Instruction
From the entries below, reproduce exactly the lines from the one with "What data populates" through the one with "Convert this screenshot", both included, without images.

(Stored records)
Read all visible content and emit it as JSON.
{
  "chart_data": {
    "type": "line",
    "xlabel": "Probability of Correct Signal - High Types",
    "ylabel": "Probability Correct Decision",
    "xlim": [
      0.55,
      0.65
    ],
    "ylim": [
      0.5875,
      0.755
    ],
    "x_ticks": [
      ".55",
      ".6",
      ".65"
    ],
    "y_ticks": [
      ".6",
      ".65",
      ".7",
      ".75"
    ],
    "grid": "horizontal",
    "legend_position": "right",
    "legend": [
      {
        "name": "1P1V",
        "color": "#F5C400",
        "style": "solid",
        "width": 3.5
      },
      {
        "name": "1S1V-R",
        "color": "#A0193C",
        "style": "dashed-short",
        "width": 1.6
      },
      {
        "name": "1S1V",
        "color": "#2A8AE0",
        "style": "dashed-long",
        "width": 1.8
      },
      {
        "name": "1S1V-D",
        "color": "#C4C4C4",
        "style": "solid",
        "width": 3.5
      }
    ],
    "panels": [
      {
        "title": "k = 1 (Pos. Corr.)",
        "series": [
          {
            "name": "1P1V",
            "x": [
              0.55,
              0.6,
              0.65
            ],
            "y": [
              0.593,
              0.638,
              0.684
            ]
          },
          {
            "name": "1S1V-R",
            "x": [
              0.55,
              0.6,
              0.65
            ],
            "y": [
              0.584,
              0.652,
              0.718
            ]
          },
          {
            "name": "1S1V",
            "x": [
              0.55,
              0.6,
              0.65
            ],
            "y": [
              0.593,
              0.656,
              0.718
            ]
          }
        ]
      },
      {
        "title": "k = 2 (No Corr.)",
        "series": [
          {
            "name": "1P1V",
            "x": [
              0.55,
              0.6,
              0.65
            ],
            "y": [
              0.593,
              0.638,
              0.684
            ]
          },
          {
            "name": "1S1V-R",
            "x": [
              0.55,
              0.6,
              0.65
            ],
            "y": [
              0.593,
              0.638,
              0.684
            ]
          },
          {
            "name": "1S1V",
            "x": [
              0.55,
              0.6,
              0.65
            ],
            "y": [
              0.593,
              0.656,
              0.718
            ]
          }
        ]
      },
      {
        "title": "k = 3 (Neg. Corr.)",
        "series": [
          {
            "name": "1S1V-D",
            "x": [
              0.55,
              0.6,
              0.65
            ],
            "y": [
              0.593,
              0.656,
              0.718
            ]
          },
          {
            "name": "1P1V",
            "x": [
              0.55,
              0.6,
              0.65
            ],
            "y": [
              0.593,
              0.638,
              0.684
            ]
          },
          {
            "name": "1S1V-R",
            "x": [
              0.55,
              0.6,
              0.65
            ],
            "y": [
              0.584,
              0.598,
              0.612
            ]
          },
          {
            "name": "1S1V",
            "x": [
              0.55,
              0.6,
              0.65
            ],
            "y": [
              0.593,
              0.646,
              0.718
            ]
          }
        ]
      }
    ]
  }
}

* * *

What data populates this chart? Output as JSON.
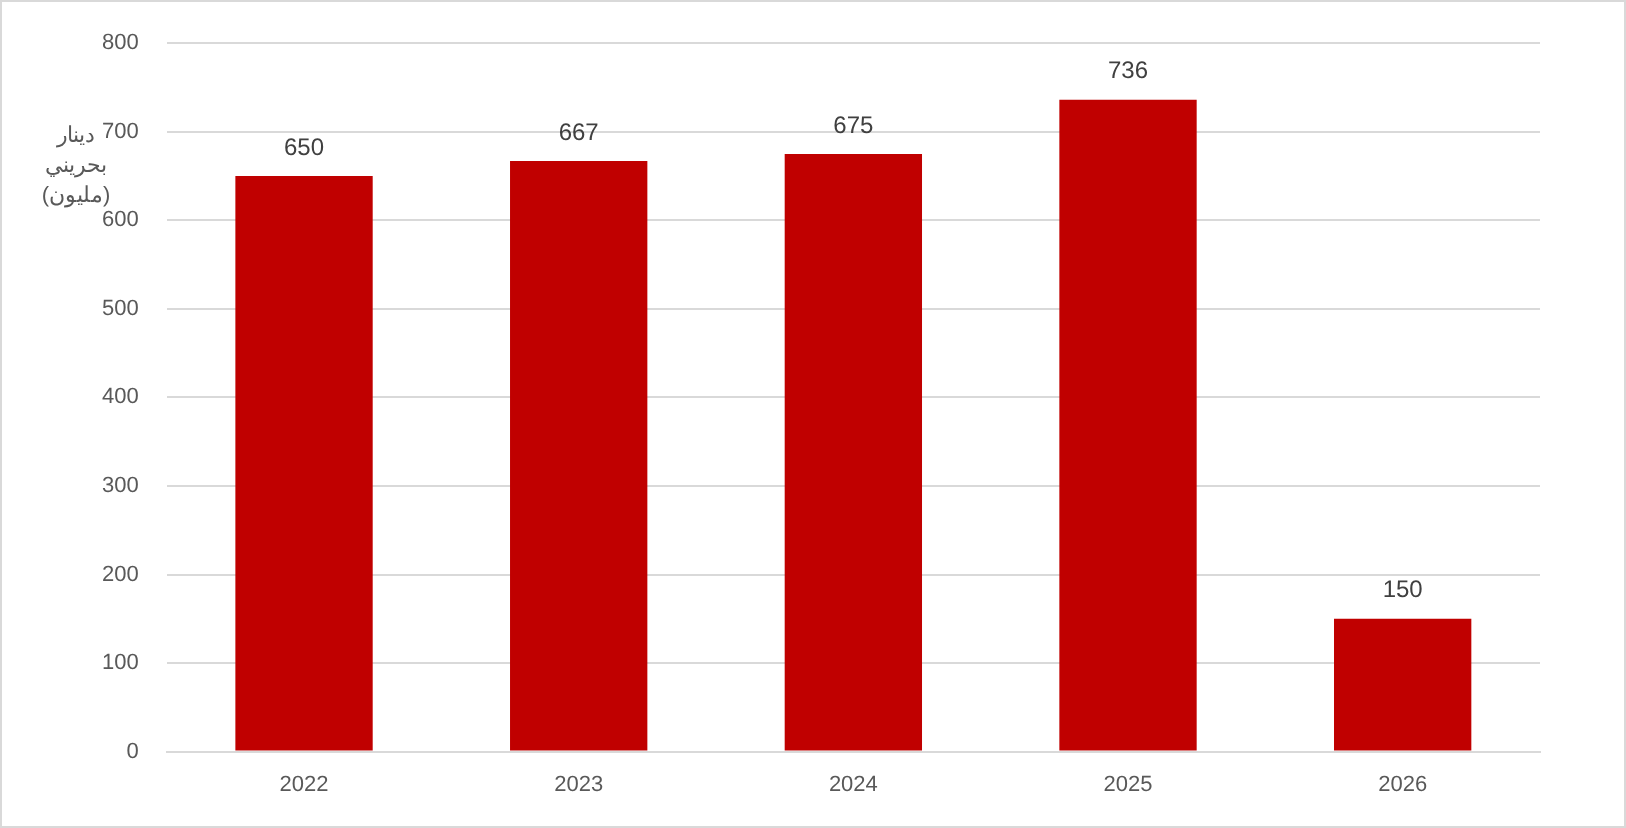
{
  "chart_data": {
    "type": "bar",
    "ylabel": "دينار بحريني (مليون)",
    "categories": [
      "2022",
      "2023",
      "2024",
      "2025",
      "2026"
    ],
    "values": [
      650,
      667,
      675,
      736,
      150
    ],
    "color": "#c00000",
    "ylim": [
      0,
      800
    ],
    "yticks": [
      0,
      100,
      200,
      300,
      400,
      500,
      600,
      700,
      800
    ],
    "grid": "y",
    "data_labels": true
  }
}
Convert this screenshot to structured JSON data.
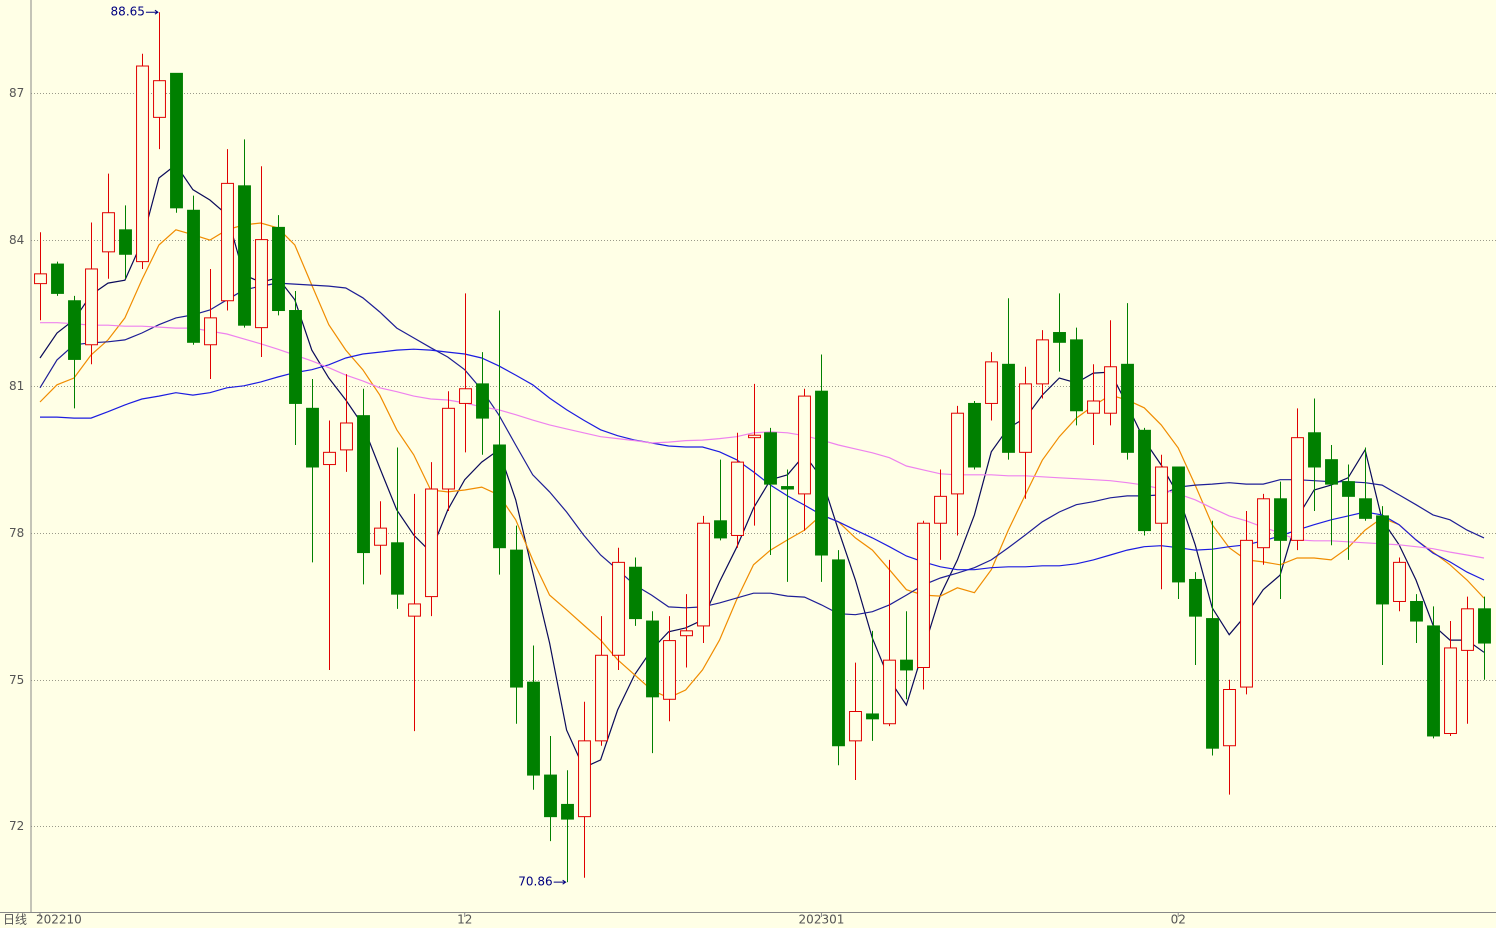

Completed exercise
What data populates this chart? Output as JSON.
{
  "chart_data": {
    "type": "bar",
    "ylabel": "دينار بحريني (مليون)",
    "categories": [
      "2022",
      "2023",
      "2024",
      "2025",
      "2026"
    ],
    "values": [
      650,
      667,
      675,
      736,
      150
    ],
    "color": "#c00000",
    "ylim": [
      0,
      800
    ],
    "yticks": [
      0,
      100,
      200,
      300,
      400,
      500,
      600,
      700,
      800
    ],
    "grid": "y",
    "data_labels": true
  }
}
Convert this screenshot to structured JSON data.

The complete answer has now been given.